Figure content listings
[START]

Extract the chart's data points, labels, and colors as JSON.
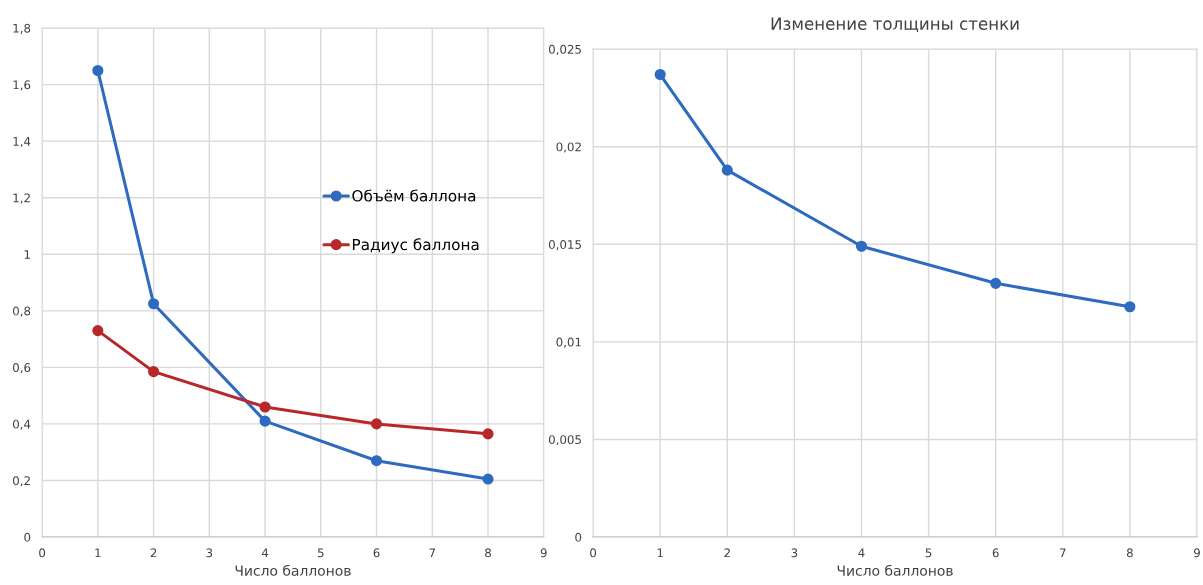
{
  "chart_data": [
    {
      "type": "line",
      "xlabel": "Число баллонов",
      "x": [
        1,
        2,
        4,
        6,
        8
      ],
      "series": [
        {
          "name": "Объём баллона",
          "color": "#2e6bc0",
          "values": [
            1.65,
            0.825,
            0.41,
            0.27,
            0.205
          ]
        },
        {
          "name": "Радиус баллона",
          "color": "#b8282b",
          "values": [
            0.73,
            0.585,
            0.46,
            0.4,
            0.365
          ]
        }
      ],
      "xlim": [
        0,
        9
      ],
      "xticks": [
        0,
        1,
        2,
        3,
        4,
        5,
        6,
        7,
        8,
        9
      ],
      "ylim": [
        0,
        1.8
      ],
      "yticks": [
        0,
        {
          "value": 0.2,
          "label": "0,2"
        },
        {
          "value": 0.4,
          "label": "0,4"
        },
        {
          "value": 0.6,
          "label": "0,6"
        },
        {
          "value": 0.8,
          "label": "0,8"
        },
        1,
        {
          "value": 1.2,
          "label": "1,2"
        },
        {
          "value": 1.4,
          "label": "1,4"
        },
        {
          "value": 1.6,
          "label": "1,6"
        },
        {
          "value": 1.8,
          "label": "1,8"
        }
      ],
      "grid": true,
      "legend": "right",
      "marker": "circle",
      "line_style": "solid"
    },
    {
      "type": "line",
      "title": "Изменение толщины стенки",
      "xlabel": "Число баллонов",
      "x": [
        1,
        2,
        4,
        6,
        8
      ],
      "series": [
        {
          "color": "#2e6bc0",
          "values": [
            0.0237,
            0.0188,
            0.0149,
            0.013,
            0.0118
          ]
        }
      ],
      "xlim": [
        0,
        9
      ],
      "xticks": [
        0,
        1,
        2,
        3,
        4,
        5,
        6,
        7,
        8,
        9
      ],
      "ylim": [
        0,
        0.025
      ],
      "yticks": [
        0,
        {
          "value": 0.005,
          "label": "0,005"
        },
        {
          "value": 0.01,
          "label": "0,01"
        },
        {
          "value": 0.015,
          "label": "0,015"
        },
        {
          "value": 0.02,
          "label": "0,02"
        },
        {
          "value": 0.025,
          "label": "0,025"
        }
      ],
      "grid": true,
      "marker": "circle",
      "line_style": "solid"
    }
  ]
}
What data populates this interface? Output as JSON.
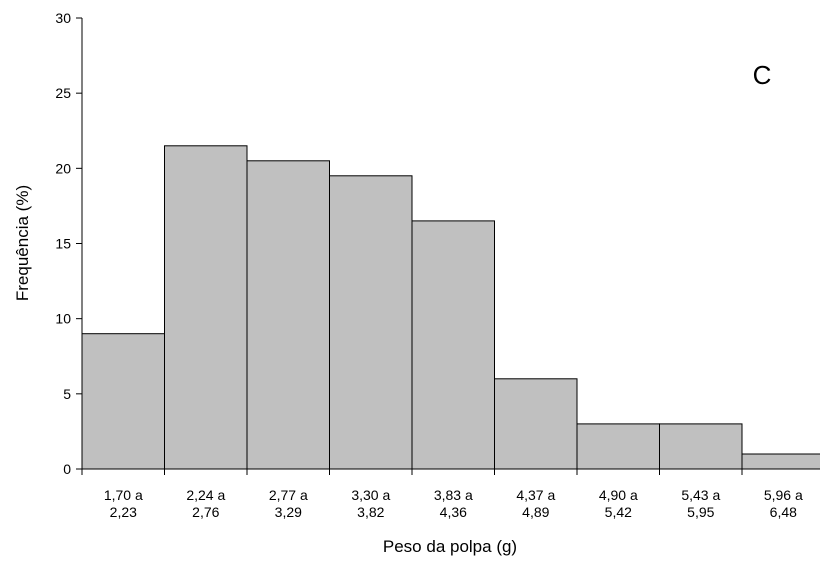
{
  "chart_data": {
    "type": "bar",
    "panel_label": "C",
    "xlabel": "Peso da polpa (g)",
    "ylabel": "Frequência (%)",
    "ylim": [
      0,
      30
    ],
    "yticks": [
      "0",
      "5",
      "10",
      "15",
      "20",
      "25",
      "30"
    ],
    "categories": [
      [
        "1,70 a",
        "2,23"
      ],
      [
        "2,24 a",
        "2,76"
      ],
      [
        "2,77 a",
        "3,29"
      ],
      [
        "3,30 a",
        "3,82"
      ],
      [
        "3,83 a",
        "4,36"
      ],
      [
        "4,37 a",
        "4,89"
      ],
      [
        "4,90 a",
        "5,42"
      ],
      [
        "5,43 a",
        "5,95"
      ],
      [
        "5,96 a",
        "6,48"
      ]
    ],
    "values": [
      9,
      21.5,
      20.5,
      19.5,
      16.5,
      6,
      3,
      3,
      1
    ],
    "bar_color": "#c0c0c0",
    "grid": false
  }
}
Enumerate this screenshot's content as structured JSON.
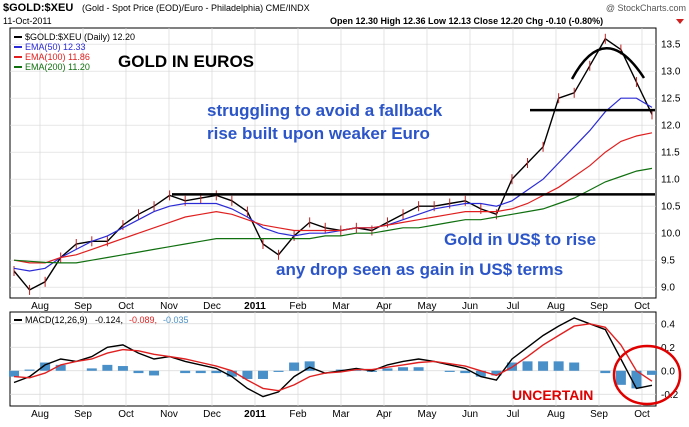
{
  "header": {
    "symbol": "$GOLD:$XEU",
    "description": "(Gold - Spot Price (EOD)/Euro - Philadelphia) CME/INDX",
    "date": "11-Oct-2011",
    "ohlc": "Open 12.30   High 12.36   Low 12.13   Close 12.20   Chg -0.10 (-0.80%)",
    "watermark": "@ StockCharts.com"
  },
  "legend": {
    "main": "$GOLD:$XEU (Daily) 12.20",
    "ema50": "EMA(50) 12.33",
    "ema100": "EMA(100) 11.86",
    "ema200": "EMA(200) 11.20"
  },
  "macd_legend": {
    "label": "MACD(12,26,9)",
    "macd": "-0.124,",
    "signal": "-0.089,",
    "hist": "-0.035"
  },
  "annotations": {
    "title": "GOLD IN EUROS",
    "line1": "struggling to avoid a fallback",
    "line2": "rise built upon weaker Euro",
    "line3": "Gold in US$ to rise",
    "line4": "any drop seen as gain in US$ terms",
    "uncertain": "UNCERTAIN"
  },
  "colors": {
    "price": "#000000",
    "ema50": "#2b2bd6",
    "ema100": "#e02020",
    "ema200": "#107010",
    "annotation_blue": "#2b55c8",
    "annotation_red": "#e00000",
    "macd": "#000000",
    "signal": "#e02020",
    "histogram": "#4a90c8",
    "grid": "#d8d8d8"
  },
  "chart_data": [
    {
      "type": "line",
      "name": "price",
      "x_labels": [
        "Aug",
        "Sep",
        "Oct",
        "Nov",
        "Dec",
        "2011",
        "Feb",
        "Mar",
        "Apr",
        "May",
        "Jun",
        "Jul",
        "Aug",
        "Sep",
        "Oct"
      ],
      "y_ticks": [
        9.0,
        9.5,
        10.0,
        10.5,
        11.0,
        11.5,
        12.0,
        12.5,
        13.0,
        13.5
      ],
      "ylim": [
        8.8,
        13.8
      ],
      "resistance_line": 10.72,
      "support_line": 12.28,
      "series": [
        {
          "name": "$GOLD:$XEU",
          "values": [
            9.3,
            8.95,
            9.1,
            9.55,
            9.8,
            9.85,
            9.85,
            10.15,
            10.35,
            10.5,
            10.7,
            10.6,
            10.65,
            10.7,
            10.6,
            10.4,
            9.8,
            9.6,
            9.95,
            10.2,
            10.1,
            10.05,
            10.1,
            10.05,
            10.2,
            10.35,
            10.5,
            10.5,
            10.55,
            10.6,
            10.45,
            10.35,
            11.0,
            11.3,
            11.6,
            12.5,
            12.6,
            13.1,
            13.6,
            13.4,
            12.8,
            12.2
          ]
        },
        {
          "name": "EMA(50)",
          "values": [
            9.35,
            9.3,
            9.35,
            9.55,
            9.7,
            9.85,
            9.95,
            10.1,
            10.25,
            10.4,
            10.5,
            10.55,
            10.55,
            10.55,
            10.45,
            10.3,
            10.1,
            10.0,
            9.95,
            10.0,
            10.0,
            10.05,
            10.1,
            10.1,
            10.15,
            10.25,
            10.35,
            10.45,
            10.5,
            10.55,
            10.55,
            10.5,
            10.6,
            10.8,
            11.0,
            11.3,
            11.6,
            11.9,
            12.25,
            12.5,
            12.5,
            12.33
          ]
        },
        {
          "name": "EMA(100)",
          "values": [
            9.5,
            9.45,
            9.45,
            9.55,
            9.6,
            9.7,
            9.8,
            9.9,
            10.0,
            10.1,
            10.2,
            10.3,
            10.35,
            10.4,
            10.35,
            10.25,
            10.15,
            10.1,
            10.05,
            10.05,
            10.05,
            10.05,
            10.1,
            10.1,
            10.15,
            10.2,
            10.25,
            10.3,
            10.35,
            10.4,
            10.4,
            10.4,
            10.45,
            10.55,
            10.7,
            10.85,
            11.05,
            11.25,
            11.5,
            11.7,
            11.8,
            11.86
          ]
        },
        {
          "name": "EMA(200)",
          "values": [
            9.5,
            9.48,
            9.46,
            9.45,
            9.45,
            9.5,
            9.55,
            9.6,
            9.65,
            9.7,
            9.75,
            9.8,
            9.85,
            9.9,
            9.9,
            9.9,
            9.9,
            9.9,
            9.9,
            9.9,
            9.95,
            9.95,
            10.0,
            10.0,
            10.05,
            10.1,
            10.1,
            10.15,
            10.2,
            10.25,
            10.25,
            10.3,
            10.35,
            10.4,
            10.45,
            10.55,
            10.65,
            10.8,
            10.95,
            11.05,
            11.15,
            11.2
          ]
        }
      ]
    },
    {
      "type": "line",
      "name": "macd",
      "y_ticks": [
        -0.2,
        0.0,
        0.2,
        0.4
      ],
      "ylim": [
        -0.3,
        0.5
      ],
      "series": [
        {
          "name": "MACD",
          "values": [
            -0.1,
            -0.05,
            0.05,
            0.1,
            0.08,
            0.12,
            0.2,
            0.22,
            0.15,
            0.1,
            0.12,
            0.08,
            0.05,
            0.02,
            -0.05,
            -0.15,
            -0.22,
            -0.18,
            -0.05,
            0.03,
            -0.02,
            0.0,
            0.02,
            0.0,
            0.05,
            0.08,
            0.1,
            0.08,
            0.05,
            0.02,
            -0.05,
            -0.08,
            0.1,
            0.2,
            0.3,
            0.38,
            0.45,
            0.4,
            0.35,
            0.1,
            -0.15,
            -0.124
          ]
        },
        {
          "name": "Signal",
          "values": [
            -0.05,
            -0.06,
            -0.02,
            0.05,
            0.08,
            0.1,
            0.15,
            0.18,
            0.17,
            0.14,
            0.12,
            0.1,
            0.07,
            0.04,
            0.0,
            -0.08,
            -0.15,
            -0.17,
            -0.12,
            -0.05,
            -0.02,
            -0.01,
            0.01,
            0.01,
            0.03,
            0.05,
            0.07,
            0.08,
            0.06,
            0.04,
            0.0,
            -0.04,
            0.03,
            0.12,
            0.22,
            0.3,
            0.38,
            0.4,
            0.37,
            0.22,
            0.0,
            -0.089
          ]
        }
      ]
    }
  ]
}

[END]

◆ EXERCISE
Pull out each line holding the string "title".

◆ CORRECT ANSWER
      "title": "Изменение толщины стенки",
    "title": "GOLD IN EUROS",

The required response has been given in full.